▶ **TASK INSTRUCTIONS**: Count every line in the entries that follow where the word "ピンポイント演習" appears, then state only the total.

▶ **INPUT ROWS**:
╭──

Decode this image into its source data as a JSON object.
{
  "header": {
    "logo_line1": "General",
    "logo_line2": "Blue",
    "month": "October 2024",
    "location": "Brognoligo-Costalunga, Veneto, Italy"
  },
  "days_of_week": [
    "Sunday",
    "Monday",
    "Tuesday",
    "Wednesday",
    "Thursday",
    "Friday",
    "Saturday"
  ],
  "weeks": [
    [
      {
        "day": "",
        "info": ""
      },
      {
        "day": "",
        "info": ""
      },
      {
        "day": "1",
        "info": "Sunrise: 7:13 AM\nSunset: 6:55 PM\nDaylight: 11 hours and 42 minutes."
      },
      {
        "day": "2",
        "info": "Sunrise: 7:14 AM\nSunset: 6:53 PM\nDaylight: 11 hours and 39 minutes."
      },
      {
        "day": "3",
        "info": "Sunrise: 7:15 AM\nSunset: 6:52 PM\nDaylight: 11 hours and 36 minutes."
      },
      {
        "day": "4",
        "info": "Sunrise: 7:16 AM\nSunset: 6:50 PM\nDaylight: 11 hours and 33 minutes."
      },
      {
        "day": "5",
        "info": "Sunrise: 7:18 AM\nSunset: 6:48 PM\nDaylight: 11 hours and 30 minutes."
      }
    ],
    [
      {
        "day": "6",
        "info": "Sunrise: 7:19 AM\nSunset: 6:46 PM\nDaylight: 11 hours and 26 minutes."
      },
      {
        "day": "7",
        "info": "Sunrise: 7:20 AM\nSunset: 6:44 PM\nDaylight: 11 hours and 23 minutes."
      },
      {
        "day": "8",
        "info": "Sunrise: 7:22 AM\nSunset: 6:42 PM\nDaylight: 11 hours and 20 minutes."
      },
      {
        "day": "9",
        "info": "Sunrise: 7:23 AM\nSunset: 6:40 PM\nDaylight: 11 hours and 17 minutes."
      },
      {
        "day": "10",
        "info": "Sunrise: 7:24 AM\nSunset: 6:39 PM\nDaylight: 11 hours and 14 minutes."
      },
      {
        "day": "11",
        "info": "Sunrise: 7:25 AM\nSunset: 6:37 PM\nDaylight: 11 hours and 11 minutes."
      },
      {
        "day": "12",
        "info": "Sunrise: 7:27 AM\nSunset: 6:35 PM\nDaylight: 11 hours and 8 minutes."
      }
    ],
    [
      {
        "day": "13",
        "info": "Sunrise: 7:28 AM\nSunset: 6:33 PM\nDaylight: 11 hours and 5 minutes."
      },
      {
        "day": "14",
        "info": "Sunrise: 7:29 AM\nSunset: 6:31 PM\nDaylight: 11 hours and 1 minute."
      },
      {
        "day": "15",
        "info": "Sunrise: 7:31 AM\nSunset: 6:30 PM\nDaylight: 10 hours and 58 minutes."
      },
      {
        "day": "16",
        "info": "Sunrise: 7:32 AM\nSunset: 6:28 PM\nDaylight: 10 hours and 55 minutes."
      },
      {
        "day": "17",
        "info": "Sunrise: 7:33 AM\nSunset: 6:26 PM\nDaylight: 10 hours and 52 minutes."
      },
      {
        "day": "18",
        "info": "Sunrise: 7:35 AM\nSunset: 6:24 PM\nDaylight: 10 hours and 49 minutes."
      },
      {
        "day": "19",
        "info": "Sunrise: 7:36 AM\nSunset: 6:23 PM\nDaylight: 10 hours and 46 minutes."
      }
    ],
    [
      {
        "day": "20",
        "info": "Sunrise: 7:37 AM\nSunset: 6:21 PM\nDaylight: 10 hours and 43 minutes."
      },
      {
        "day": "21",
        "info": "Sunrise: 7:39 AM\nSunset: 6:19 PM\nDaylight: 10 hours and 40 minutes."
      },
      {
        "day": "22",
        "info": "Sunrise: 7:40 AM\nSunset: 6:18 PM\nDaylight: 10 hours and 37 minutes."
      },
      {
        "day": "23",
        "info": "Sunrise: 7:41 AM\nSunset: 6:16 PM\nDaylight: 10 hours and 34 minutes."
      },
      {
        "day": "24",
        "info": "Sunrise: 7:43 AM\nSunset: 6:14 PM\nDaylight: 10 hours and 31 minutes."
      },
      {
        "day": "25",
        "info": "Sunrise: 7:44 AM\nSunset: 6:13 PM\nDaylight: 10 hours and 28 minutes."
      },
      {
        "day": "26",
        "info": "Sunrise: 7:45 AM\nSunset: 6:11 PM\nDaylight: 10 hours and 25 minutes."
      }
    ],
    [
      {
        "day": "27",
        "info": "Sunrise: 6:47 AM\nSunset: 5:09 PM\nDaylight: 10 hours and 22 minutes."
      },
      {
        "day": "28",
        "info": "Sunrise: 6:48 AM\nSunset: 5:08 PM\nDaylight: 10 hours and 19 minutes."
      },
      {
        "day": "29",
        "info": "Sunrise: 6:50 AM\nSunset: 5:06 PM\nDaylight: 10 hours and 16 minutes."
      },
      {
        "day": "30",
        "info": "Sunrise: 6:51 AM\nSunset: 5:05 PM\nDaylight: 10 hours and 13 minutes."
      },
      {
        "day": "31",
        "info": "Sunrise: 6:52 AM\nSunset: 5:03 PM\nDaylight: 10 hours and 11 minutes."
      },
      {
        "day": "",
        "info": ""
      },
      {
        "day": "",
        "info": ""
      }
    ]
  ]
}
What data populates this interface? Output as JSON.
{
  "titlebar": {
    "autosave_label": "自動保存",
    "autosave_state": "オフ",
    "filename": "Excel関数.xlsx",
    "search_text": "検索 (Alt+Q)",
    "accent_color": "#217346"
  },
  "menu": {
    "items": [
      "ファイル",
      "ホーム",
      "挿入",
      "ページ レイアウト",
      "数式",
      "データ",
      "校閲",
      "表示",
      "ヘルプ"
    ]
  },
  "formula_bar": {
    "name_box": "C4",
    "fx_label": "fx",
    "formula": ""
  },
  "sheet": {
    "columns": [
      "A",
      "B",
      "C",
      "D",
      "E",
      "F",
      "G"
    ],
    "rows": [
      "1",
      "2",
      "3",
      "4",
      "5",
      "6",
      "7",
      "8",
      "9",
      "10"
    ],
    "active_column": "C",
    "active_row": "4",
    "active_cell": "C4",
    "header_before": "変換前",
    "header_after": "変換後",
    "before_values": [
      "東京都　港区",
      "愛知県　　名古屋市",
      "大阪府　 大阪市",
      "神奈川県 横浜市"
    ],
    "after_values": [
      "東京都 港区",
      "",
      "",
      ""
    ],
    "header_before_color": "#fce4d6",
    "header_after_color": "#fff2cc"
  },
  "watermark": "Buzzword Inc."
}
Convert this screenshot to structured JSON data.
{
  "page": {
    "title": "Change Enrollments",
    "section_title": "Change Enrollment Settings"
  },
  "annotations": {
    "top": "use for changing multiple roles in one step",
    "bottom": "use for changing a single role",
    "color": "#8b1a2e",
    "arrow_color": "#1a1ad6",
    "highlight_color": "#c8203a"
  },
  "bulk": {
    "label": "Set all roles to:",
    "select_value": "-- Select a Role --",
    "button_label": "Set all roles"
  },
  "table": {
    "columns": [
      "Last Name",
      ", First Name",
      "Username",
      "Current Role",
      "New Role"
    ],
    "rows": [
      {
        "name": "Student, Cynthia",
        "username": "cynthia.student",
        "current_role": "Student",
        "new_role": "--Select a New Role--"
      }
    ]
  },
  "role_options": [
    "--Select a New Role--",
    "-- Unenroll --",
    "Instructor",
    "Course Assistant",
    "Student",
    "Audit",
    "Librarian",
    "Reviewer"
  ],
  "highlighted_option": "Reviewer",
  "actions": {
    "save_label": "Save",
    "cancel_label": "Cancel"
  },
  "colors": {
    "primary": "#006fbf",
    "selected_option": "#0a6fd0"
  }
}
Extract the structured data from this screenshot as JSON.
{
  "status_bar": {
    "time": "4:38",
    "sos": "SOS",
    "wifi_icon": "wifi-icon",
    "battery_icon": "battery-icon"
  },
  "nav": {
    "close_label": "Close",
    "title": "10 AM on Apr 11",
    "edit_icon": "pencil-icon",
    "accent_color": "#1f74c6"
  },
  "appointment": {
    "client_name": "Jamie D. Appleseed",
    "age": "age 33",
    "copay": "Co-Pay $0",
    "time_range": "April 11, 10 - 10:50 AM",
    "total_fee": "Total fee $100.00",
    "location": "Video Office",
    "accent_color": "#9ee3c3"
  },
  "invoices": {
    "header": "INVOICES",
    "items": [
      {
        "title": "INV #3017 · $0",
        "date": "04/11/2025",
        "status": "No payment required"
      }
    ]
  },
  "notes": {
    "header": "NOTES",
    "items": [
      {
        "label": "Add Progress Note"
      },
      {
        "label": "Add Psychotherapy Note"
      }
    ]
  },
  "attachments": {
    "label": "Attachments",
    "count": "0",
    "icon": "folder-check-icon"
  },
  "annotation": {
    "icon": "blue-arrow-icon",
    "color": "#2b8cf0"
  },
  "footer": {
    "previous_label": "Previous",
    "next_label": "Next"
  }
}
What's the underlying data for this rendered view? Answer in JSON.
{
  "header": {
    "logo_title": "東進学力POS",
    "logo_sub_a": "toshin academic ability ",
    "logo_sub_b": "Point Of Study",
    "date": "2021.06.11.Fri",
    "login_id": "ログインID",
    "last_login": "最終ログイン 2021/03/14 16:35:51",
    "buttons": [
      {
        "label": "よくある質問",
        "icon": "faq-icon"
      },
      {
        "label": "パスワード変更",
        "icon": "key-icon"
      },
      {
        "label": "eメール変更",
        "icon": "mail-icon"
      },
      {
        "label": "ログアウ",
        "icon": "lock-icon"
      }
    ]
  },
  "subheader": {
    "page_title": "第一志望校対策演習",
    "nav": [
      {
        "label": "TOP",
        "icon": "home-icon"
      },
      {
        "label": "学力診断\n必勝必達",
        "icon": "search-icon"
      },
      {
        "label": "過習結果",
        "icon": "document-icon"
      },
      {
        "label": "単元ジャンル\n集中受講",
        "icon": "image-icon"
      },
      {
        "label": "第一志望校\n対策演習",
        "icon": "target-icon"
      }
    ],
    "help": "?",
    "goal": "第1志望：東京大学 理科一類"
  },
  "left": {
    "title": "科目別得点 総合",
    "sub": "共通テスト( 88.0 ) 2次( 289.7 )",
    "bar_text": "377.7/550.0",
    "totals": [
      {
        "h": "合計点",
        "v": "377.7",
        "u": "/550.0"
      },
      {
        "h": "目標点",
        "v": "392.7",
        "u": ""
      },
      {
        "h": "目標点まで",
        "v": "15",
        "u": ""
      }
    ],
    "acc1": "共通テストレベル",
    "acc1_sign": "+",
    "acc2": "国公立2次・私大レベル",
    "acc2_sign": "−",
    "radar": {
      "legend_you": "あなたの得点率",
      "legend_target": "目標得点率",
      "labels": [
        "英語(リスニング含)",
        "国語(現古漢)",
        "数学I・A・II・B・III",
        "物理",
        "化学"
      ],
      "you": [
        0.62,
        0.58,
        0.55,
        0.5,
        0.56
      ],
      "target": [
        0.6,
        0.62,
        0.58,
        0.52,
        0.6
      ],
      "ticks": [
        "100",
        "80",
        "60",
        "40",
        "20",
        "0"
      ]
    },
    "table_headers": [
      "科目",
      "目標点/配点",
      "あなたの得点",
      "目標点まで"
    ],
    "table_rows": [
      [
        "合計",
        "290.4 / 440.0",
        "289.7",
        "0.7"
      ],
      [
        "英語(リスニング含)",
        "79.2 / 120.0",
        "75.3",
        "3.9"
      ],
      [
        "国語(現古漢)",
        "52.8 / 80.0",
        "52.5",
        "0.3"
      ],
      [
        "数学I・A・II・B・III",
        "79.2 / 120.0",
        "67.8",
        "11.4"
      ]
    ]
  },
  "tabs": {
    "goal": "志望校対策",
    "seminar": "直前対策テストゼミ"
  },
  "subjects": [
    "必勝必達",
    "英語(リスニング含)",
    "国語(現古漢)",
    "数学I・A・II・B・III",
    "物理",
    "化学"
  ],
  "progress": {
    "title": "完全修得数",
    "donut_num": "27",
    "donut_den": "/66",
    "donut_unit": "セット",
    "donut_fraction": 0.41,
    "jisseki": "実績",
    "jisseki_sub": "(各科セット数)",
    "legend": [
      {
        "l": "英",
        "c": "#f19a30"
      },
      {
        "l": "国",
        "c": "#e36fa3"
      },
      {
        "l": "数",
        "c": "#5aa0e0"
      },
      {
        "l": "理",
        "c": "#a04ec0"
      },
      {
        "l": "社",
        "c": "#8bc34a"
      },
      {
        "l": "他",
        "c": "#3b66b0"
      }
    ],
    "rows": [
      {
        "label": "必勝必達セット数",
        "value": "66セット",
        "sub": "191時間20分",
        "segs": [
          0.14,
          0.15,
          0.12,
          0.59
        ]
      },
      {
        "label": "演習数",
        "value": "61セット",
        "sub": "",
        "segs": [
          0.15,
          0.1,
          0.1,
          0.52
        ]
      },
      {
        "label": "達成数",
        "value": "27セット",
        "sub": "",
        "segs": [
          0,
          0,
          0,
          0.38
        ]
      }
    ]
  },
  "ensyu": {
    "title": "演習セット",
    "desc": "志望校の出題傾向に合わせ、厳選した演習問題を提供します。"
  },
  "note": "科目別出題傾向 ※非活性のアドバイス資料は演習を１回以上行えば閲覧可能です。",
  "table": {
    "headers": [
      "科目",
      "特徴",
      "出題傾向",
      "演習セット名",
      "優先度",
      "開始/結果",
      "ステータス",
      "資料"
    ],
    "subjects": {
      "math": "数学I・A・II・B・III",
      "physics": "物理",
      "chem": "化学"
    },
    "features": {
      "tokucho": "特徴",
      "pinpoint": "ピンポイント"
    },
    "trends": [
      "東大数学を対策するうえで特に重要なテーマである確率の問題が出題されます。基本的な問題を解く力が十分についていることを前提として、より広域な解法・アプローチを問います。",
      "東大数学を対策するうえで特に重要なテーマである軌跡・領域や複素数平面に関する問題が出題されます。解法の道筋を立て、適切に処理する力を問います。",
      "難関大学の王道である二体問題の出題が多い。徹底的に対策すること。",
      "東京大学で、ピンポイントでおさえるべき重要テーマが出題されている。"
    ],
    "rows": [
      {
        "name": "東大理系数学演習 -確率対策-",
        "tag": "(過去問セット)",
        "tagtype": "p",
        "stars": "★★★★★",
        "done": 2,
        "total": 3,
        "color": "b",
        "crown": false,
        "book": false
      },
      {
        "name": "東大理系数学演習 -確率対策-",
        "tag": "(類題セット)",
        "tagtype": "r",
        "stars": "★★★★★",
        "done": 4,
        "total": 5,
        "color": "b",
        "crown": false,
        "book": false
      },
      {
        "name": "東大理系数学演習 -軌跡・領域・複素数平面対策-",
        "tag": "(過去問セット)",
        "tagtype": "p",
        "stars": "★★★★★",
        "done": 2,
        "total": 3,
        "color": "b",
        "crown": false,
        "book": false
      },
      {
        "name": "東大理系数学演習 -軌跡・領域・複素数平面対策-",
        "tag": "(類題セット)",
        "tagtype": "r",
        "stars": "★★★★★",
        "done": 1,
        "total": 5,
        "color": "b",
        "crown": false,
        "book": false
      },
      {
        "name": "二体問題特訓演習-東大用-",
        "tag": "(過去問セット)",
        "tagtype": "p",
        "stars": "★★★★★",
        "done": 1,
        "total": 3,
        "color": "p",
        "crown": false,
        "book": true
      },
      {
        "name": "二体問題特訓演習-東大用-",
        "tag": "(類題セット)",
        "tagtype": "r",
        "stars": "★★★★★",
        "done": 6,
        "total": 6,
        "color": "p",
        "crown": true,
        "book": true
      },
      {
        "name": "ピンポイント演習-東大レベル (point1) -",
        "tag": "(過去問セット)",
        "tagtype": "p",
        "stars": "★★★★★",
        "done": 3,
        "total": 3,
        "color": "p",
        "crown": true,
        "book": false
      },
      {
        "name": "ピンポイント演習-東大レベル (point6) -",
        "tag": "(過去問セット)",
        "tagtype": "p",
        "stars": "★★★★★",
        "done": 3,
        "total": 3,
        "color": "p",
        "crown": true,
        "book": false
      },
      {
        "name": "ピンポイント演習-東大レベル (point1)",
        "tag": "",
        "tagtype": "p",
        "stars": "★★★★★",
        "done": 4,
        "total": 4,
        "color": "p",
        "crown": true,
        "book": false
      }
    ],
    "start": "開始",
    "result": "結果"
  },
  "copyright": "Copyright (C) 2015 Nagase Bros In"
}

╰──

▶ **RESPONSE**: 3